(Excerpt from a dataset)
= = = = =

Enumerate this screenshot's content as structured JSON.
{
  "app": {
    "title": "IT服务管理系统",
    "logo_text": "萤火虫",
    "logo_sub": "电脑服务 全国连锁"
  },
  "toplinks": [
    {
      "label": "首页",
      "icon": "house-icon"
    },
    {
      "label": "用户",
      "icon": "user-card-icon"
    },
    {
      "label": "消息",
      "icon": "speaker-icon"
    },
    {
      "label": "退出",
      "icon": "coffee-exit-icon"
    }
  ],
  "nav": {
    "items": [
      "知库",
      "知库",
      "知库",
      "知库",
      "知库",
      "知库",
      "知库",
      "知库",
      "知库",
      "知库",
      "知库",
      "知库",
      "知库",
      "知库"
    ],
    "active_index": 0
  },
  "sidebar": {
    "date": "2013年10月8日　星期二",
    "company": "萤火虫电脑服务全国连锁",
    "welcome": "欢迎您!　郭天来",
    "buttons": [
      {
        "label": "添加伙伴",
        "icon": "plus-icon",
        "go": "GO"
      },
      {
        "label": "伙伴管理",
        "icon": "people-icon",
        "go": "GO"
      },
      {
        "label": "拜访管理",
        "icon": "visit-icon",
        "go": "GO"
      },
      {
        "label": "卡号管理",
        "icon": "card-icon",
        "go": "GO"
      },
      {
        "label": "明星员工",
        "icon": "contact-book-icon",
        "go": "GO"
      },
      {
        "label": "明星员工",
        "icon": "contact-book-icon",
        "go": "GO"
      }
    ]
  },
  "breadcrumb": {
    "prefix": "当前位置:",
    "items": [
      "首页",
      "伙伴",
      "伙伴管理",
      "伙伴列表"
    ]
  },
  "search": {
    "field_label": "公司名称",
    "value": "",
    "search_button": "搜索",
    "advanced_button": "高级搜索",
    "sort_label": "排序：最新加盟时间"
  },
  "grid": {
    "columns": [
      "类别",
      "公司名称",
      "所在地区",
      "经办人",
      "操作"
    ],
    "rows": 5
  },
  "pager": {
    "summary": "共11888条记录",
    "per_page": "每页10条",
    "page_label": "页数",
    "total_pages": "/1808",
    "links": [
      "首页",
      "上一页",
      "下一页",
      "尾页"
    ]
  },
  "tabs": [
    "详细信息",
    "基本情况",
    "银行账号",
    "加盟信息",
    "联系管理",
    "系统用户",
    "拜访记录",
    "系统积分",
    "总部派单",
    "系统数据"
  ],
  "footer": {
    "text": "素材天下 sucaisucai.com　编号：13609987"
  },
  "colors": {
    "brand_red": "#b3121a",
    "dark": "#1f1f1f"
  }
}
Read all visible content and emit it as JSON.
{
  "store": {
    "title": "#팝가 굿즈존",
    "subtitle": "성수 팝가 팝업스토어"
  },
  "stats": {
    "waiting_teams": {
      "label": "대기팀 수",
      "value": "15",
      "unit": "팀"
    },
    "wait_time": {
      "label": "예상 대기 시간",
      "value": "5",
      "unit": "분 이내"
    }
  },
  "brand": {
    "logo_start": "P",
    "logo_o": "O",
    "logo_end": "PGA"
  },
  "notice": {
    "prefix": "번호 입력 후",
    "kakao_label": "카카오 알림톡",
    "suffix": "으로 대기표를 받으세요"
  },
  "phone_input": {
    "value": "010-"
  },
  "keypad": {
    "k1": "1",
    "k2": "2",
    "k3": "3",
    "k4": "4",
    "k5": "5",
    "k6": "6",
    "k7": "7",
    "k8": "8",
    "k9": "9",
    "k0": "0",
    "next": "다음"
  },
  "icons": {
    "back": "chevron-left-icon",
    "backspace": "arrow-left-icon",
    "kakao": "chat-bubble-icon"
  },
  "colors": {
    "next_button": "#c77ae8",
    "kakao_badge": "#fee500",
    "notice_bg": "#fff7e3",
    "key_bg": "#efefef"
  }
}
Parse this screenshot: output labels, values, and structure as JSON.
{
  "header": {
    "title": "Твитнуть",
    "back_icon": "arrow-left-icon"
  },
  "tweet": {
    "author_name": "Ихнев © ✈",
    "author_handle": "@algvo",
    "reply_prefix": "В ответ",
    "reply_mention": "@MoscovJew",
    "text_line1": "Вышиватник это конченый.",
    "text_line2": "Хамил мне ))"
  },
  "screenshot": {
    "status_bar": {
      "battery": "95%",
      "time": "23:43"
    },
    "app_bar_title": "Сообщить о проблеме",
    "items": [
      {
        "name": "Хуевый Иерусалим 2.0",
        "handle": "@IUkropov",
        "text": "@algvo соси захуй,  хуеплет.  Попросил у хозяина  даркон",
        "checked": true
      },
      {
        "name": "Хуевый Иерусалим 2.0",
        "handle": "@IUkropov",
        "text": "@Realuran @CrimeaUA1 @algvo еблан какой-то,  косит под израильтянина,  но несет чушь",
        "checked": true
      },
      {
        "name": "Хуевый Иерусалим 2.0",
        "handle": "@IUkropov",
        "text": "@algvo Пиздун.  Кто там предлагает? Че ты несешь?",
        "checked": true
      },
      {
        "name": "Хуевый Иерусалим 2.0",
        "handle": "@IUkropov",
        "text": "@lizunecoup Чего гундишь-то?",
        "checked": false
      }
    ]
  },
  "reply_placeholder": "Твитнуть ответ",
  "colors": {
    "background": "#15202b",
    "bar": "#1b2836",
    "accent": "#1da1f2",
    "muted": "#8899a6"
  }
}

= = = = =

▸ **DIRECTIONS FOR THIS TASK**
Print the material once more, exactly.

▸ **THE SOLUTION**
Enumerate this screenshot's content as structured JSON.
{
  "app": {
    "title": "IT服务管理系统",
    "logo_text": "萤火虫",
    "logo_sub": "电脑服务 全国连锁"
  },
  "toplinks": [
    {
      "label": "首页",
      "icon": "house-icon"
    },
    {
      "label": "用户",
      "icon": "user-card-icon"
    },
    {
      "label": "消息",
      "icon": "speaker-icon"
    },
    {
      "label": "退出",
      "icon": "coffee-exit-icon"
    }
  ],
  "nav": {
    "items": [
      "知库",
      "知库",
      "知库",
      "知库",
      "知库",
      "知库",
      "知库",
      "知库",
      "知库",
      "知库",
      "知库",
      "知库",
      "知库",
      "知库"
    ],
    "active_index": 0
  },
  "sidebar": {
    "date": "2013年10月8日　星期二",
    "company": "萤火虫电脑服务全国连锁",
    "welcome": "欢迎您!　郭天来",
    "buttons": [
      {
        "label": "添加伙伴",
        "icon": "plus-icon",
        "go": "GO"
      },
      {
        "label": "伙伴管理",
        "icon": "people-icon",
        "go": "GO"
      },
      {
        "label": "拜访管理",
        "icon": "visit-icon",
        "go": "GO"
      },
      {
        "label": "卡号管理",
        "icon": "card-icon",
        "go": "GO"
      },
      {
        "label": "明星员工",
        "icon": "contact-book-icon",
        "go": "GO"
      },
      {
        "label": "明星员工",
        "icon": "contact-book-icon",
        "go": "GO"
      }
    ]
  },
  "breadcrumb": {
    "prefix": "当前位置:",
    "items": [
      "首页",
      "伙伴",
      "伙伴管理",
      "伙伴列表"
    ]
  },
  "search": {
    "field_label": "公司名称",
    "value": "",
    "search_button": "搜索",
    "advanced_button": "高级搜索",
    "sort_label": "排序：最新加盟时间"
  },
  "grid": {
    "columns": [
      "类别",
      "公司名称",
      "所在地区",
      "经办人",
      "操作"
    ],
    "rows": 5
  },
  "pager": {
    "summary": "共11888条记录",
    "per_page": "每页10条",
    "page_label": "页数",
    "total_pages": "/1808",
    "links": [
      "首页",
      "上一页",
      "下一页",
      "尾页"
    ]
  },
  "tabs": [
    "详细信息",
    "基本情况",
    "银行账号",
    "加盟信息",
    "联系管理",
    "系统用户",
    "拜访记录",
    "系统积分",
    "总部派单",
    "系统数据"
  ],
  "footer": {
    "text": "素材天下 sucaisucai.com　编号：13609987"
  },
  "colors": {
    "brand_red": "#b3121a",
    "dark": "#1f1f1f"
  }
}
Read all visible content and emit it as JSON.
{
  "store": {
    "title": "#팝가 굿즈존",
    "subtitle": "성수 팝가 팝업스토어"
  },
  "stats": {
    "waiting_teams": {
      "label": "대기팀 수",
      "value": "15",
      "unit": "팀"
    },
    "wait_time": {
      "label": "예상 대기 시간",
      "value": "5",
      "unit": "분 이내"
    }
  },
  "brand": {
    "logo_start": "P",
    "logo_o": "O",
    "logo_end": "PGA"
  },
  "notice": {
    "prefix": "번호 입력 후",
    "kakao_label": "카카오 알림톡",
    "suffix": "으로 대기표를 받으세요"
  },
  "phone_input": {
    "value": "010-"
  },
  "keypad": {
    "k1": "1",
    "k2": "2",
    "k3": "3",
    "k4": "4",
    "k5": "5",
    "k6": "6",
    "k7": "7",
    "k8": "8",
    "k9": "9",
    "k0": "0",
    "next": "다음"
  },
  "icons": {
    "back": "chevron-left-icon",
    "backspace": "arrow-left-icon",
    "kakao": "chat-bubble-icon"
  },
  "colors": {
    "next_button": "#c77ae8",
    "kakao_badge": "#fee500",
    "notice_bg": "#fff7e3",
    "key_bg": "#efefef"
  }
}
Parse this screenshot: output labels, values, and structure as JSON.
{
  "header": {
    "title": "Твитнуть",
    "back_icon": "arrow-left-icon"
  },
  "tweet": {
    "author_name": "Ихнев © ✈",
    "author_handle": "@algvo",
    "reply_prefix": "В ответ",
    "reply_mention": "@MoscovJew",
    "text_line1": "Вышиватник это конченый.",
    "text_line2": "Хамил мне ))"
  },
  "screenshot": {
    "status_bar": {
      "battery": "95%",
      "time": "23:43"
    },
    "app_bar_title": "Сообщить о проблеме",
    "items": [
      {
        "name": "Хуевый Иерусалим 2.0",
        "handle": "@IUkropov",
        "text": "@algvo соси захуй,  хуеплет.  Попросил у хозяина  даркон",
        "checked": true
      },
      {
        "name": "Хуевый Иерусалим 2.0",
        "handle": "@IUkropov",
        "text": "@Realuran @CrimeaUA1 @algvo еблан какой-то,  косит под израильтянина,  но несет чушь",
        "checked": true
      },
      {
        "name": "Хуевый Иерусалим 2.0",
        "handle": "@IUkropov",
        "text": "@algvo Пиздун.  Кто там предлагает? Че ты несешь?",
        "checked": true
      },
      {
        "name": "Хуевый Иерусалим 2.0",
        "handle": "@IUkropov",
        "text": "@lizunecoup Чего гундишь-то?",
        "checked": false
      }
    ]
  },
  "reply_placeholder": "Твитнуть ответ",
  "colors": {
    "background": "#15202b",
    "bar": "#1b2836",
    "accent": "#1da1f2",
    "muted": "#8899a6"
  }
}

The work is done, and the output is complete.